** Begin Material for the task **
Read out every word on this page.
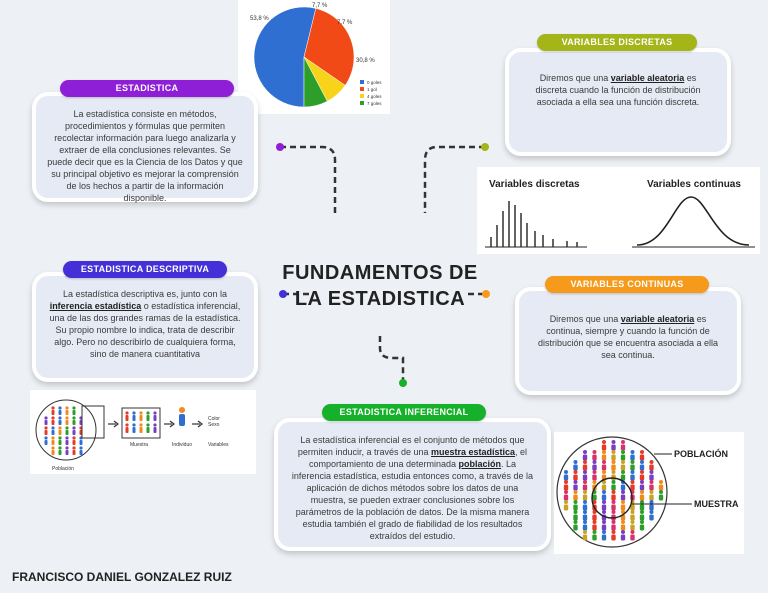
FUNDAMENTOS DE LA ESTADISTICA
53,8 %
7,7 %
7,7 %
30,8 %
0 goles
1 gol
4 goles
7 goles

La estadística consiste en métodos, procedimientos y fórmulas que permiten recolectar información para luego analizarla y extraer de ella conclusiones relevantes. Se puede decir que es la Ciencia de los Datos y que su principal objetivo es mejorar la comprensión de los hechos a partir de la información disponible.

ESTADISTICA

Diremos que una variable aleatoria es discreta cuando la función de distribución asociada a ella sea una función discreta.

VARIABLES DISCRETAS
Variables discretas	Variables continuas

La estadística descriptiva es, junto con la inferencia estadística o estadística inferencial, una de las dos grandes ramas de la estadística. Su propio nombre lo indica, trata de describir algo. Pero no describirlo de cualquiera forma, sino de manera cuantitativa

ESTADISTICA DESCRIPTIVA

Diremos que una variable aleatoria es continua, siempre y cuando la función de distribución que se encuentra asociada a ella sea continua.

VARIABLES CONTINUAS
Color
Sexo
Población
Muestra	Individuo	Variables	La estadística inferencial es el conjunto de métodos que permiten inducir, a través de una muestra estadística, el comportamiento de una determinada población. La inferencia estadística, estudia entonces como, a través de la aplicación de dichos métodos sobre los datos de una muestra, se pueden extraer conclusiones sobre los parámetros de la población de datos. De la misma manera estudia también el grado de fiabilidad de los resultados extraídos del estudio.

ESTADISTICA INFERENCIAL
POBLACIÓN
MUESTRA
FRANCISCO DANIEL GONZALEZ RUIZ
** End Material for the task **
▶ Exercise goal: The records above are to be quoted exactly, with all pictures left out.

▶ Reply to the exercise:
Read out every word on this page.
FUNDAMENTOS DE LA ESTADISTICA
53,8 %
7,7 %
7,7 %
30,8 %
0 goles
1 gol
4 goles
7 goles

La estadística consiste en métodos, procedimientos y fórmulas que permiten recolectar información para luego analizarla y extraer de ella conclusiones relevantes. Se puede decir que es la Ciencia de los Datos y que su principal objetivo es mejorar la comprensión de los hechos a partir de la información disponible.

ESTADISTICA

Diremos que una variable aleatoria es discreta cuando la función de distribución asociada a ella sea una función discreta.

VARIABLES DISCRETAS
Variables discretas	Variables continuas

La estadística descriptiva es, junto con la inferencia estadística o estadística inferencial, una de las dos grandes ramas de la estadística. Su propio nombre lo indica, trata de describir algo. Pero no describirlo de cualquiera forma, sino de manera cuantitativa

ESTADISTICA DESCRIPTIVA

Diremos que una variable aleatoria es continua, siempre y cuando la función de distribución que se encuentra asociada a ella sea continua.

VARIABLES CONTINUAS
Color
Sexo
Población
Muestra	Individuo	Variables	La estadística inferencial es el conjunto de métodos que permiten inducir, a través de una muestra estadística, el comportamiento de una determinada población. La inferencia estadística, estudia entonces como, a través de la aplicación de dichos métodos sobre los datos de una muestra, se pueden extraer conclusiones sobre los parámetros de la población de datos. De la misma manera estudia también el grado de fiabilidad de los resultados extraídos del estudio.

ESTADISTICA INFERENCIAL
POBLACIÓN
MUESTRA
FRANCISCO DANIEL GONZALEZ RUIZ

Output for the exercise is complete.